Work instructions:
Quote the records beneath, complete and exact. Leave out images.

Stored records
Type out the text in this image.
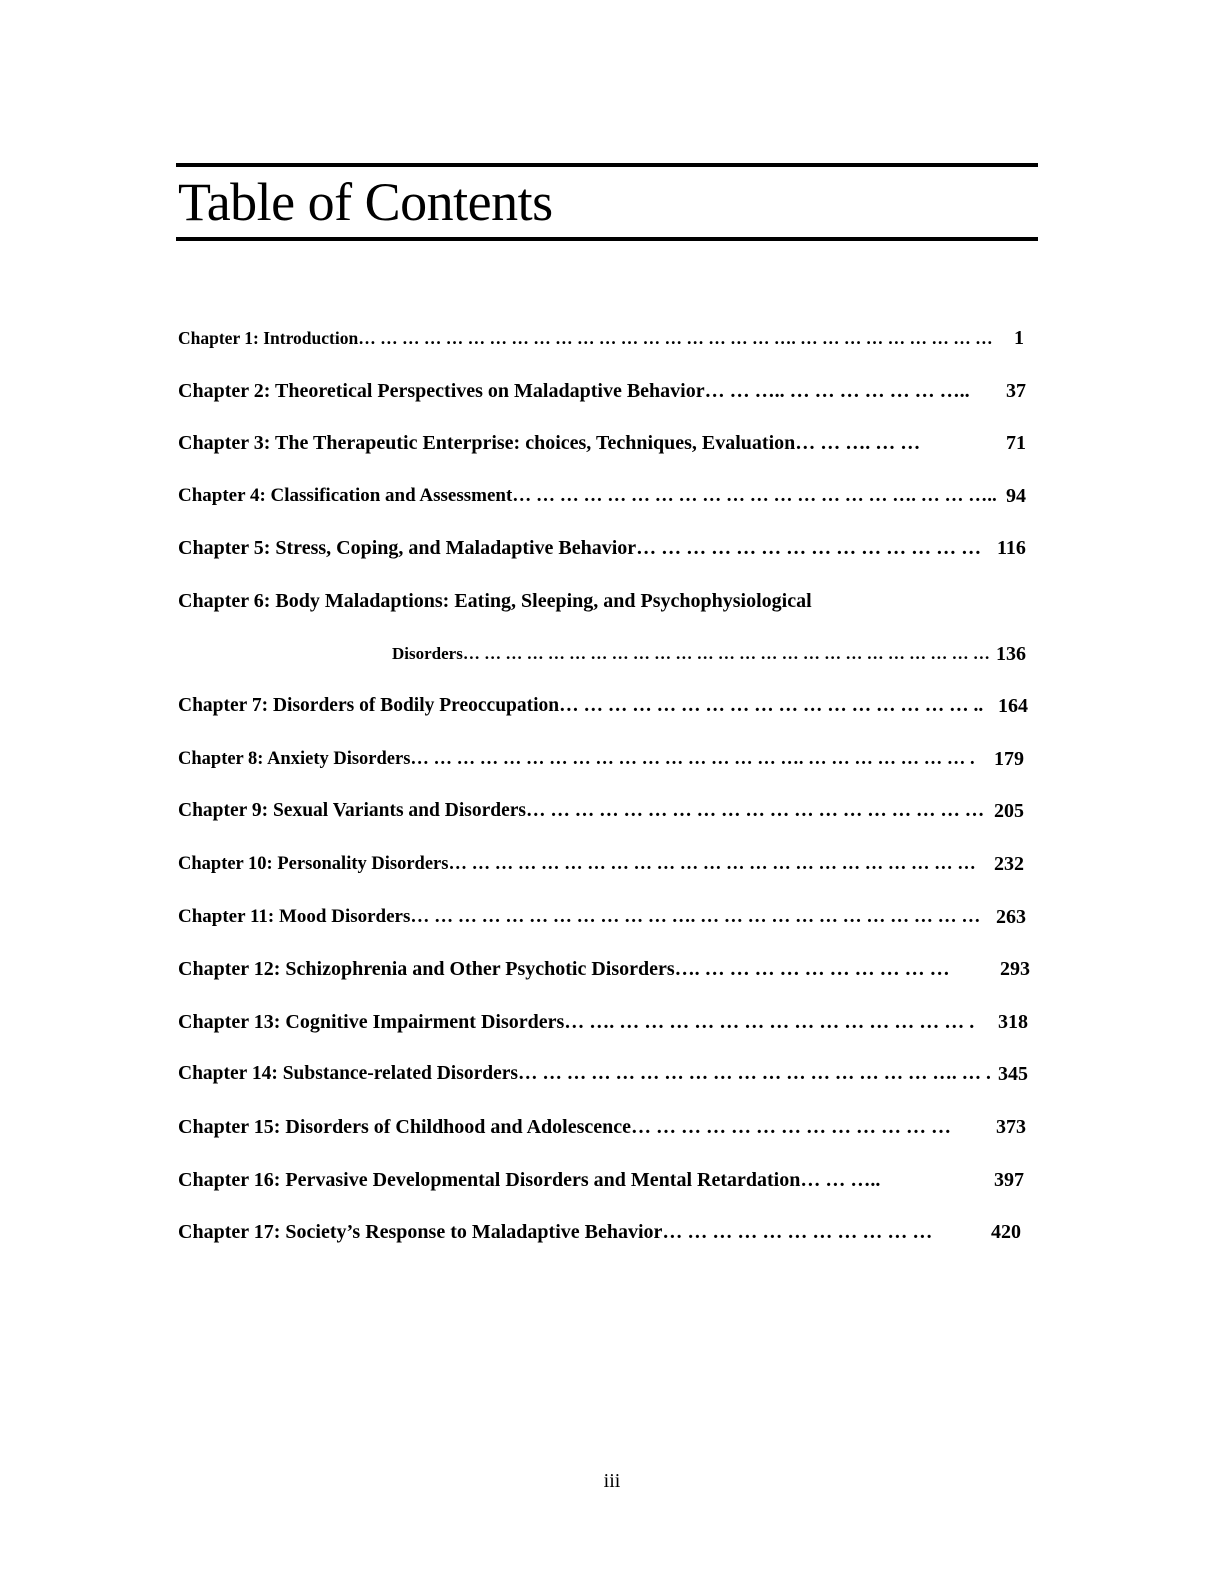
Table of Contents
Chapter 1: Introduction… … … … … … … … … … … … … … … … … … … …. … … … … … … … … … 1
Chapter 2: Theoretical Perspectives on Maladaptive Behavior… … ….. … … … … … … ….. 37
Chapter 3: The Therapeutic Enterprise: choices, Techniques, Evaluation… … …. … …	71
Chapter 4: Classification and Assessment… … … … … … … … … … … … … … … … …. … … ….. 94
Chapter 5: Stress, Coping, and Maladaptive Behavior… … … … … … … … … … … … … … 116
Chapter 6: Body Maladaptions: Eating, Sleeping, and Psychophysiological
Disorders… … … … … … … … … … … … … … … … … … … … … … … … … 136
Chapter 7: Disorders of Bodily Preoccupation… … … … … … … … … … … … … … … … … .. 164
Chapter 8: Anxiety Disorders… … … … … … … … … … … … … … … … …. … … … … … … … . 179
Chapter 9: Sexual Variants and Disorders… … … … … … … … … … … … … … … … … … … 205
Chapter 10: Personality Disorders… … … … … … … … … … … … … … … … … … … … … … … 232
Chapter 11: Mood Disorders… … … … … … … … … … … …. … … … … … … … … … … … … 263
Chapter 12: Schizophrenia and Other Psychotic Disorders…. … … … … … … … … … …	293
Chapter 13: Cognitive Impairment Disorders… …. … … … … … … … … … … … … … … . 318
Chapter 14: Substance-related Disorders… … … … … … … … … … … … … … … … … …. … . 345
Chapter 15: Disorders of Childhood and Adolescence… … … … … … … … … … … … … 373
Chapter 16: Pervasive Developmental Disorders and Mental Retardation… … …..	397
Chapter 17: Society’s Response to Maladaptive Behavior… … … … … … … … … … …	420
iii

Solution:
Type out the text in this image.
Table of Contents
Chapter 1: Introduction… … … … … … … … … … … … … … … … … … … …. … … … … … … … … … 1
Chapter 2: Theoretical Perspectives on Maladaptive Behavior… … ….. … … … … … … ….. 37
Chapter 3: The Therapeutic Enterprise: choices, Techniques, Evaluation… … …. … …	71
Chapter 4: Classification and Assessment… … … … … … … … … … … … … … … … …. … … ….. 94
Chapter 5: Stress, Coping, and Maladaptive Behavior… … … … … … … … … … … … … … 116
Chapter 6: Body Maladaptions: Eating, Sleeping, and Psychophysiological
Disorders… … … … … … … … … … … … … … … … … … … … … … … … … 136
Chapter 7: Disorders of Bodily Preoccupation… … … … … … … … … … … … … … … … … .. 164
Chapter 8: Anxiety Disorders… … … … … … … … … … … … … … … … …. … … … … … … … . 179
Chapter 9: Sexual Variants and Disorders… … … … … … … … … … … … … … … … … … … 205
Chapter 10: Personality Disorders… … … … … … … … … … … … … … … … … … … … … … … 232
Chapter 11: Mood Disorders… … … … … … … … … … … …. … … … … … … … … … … … … 263
Chapter 12: Schizophrenia and Other Psychotic Disorders…. … … … … … … … … … …	293
Chapter 13: Cognitive Impairment Disorders… …. … … … … … … … … … … … … … … . 318
Chapter 14: Substance-related Disorders… … … … … … … … … … … … … … … … … …. … . 345
Chapter 15: Disorders of Childhood and Adolescence… … … … … … … … … … … … … 373
Chapter 16: Pervasive Developmental Disorders and Mental Retardation… … …..	397
Chapter 17: Society’s Response to Maladaptive Behavior… … … … … … … … … … …	420
iii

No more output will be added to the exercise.